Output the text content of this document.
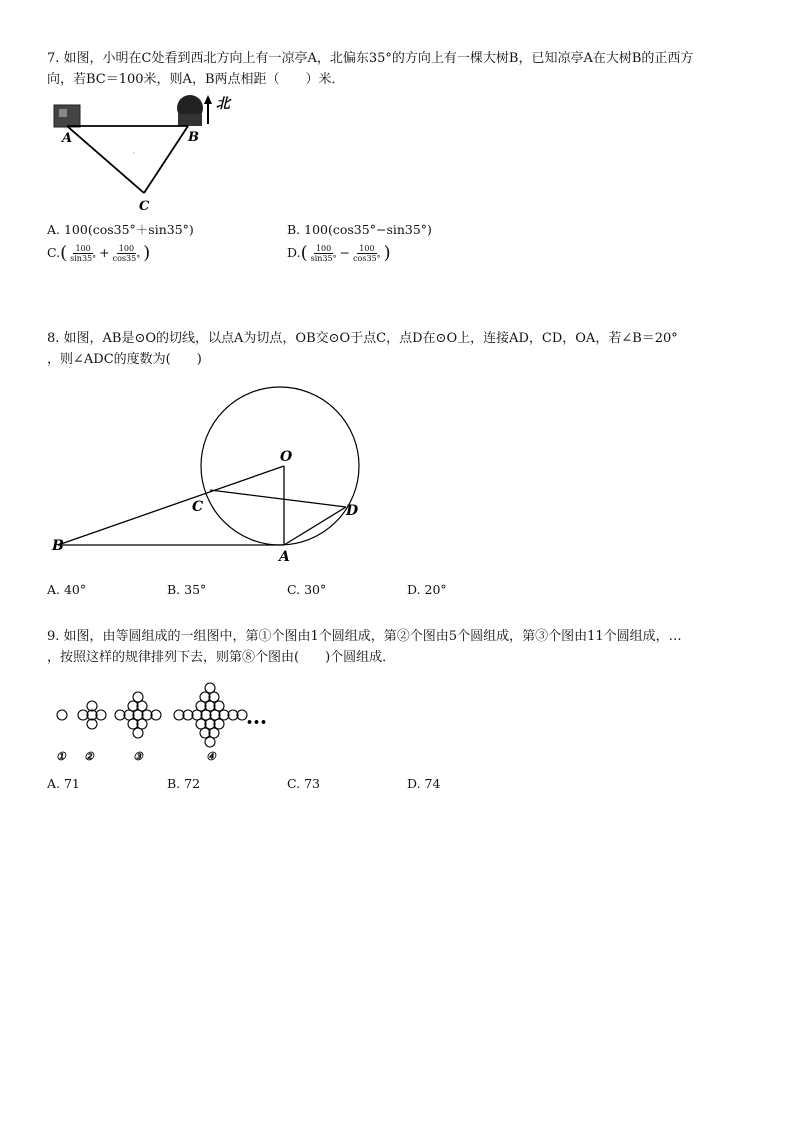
7. 如图，小明在C处看到西北方向上有一凉亭A，北偏东35°的方向上有一棵大树B，已知凉亭A在大树B的正西方

向，若BC＝100米，则A，B两点相距（　　）米．

北
·
A	B
C
A. 100(cos35°＋sin35°)	B. 100(cos35°−sin35°)
$C.( \frac{100}{\sin 35^\circ} + \frac{100}{\cos 35^\circ}$ )	$D.( \frac{100}{\sin 35^\circ} - \frac{100}{\cos 35^\circ}$ )

8. 如图，AB是⊙O的切线，以点A为切点，OB交⊙O于点C，点D在⊙O上，连接AD，CD，OA，若∠B＝20°

，则∠ADC的度数为(　　)

O
C	D
B
A
A. 40°	B. 35°	C. 30°	D. 20°

9. 如图，由等圆组成的一组图中，第①个图由1个圆组成，第②个图由5个圆组成，第③个图由11个圆组成，…

，按照这样的规律排列下去，则第⑧个图由(　　)个圆组成．

•••
① ②	③	④
A. 71	B. 72	C. 73	D. 74
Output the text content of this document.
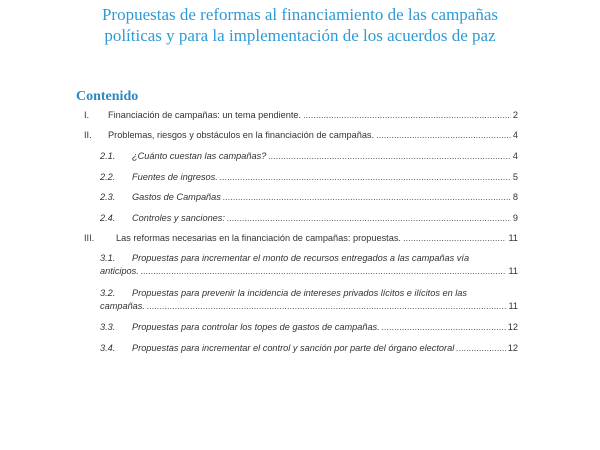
Propuestas de reformas al financiamiento de las campañas
políticas y para la implementación de los acuerdos de paz
Contenido
I.	Financiación de campañas: un tema pendiente. .....	2
II.	Problemas, riesgos y obstáculos en la financiación de campañas. .....	4
2.1.	¿Cuánto cuestan las campañas? .....	4
2.2.	Fuentes de ingresos. .....	5
2.3.	Gastos de Campañas .....	8
2.4.	Controles y sanciones: .....	9
III.	Las reformas necesarias en la financiación de campañas: propuestas. .....	11
3.1. Propuestas para incrementar el monto de recursos entregados a las campañas vía
anticipos. .....	11
3.2. Propuestas para prevenir la incidencia de intereses privados lícitos e ilícitos en las
campañas. .....	11
3.3.	Propuestas para controlar los topes de gastos de campañas. .....	12
3.4.	Propuestas para incrementar el control y sanción por parte del órgano electoral .....	12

■ **Stated task**: Reproduce the entries above word for word. Pictures stay out.

■ **Correct result**:
Output the text content of this document.
7. 如图，小明在C处看到西北方向上有一凉亭A，北偏东35°的方向上有一棵大树B，已知凉亭A在大树B的正西方

向，若BC＝100米，则A，B两点相距（　　）米．

北
·
A	B
C
A. 100(cos35°＋sin35°)	B. 100(cos35°−sin35°)
$C.( \frac{100}{\sin 35^\circ} + \frac{100}{\cos 35^\circ}$ )	$D.( \frac{100}{\sin 35^\circ} - \frac{100}{\cos 35^\circ}$ )

8. 如图，AB是⊙O的切线，以点A为切点，OB交⊙O于点C，点D在⊙O上，连接AD，CD，OA，若∠B＝20°

，则∠ADC的度数为(　　)

O
C	D
B
A
A. 40°	B. 35°	C. 30°	D. 20°

9. 如图，由等圆组成的一组图中，第①个图由1个圆组成，第②个图由5个圆组成，第③个图由11个圆组成，…

，按照这样的规律排列下去，则第⑧个图由(　　)个圆组成．

•••
① ②	③	④
A. 71	B. 72	C. 73	D. 74
Output the text content of this document.
Propuestas de reformas al financiamiento de las campañas
políticas y para la implementación de los acuerdos de paz
Contenido
I.	Financiación de campañas: un tema pendiente. .....	2
II.	Problemas, riesgos y obstáculos en la financiación de campañas. .....	4
2.1.	¿Cuánto cuestan las campañas? .....	4
2.2.	Fuentes de ingresos. .....	5
2.3.	Gastos de Campañas .....	8
2.4.	Controles y sanciones: .....	9
III.	Las reformas necesarias en la financiación de campañas: propuestas. .....	11
3.1. Propuestas para incrementar el monto de recursos entregados a las campañas vía
anticipos. .....	11
3.2. Propuestas para prevenir la incidencia de intereses privados lícitos e ilícitos en las
campañas. .....	11
3.3.	Propuestas para controlar los topes de gastos de campañas. .....	12
3.4.	Propuestas para incrementar el control y sanción por parte del órgano electoral .....	12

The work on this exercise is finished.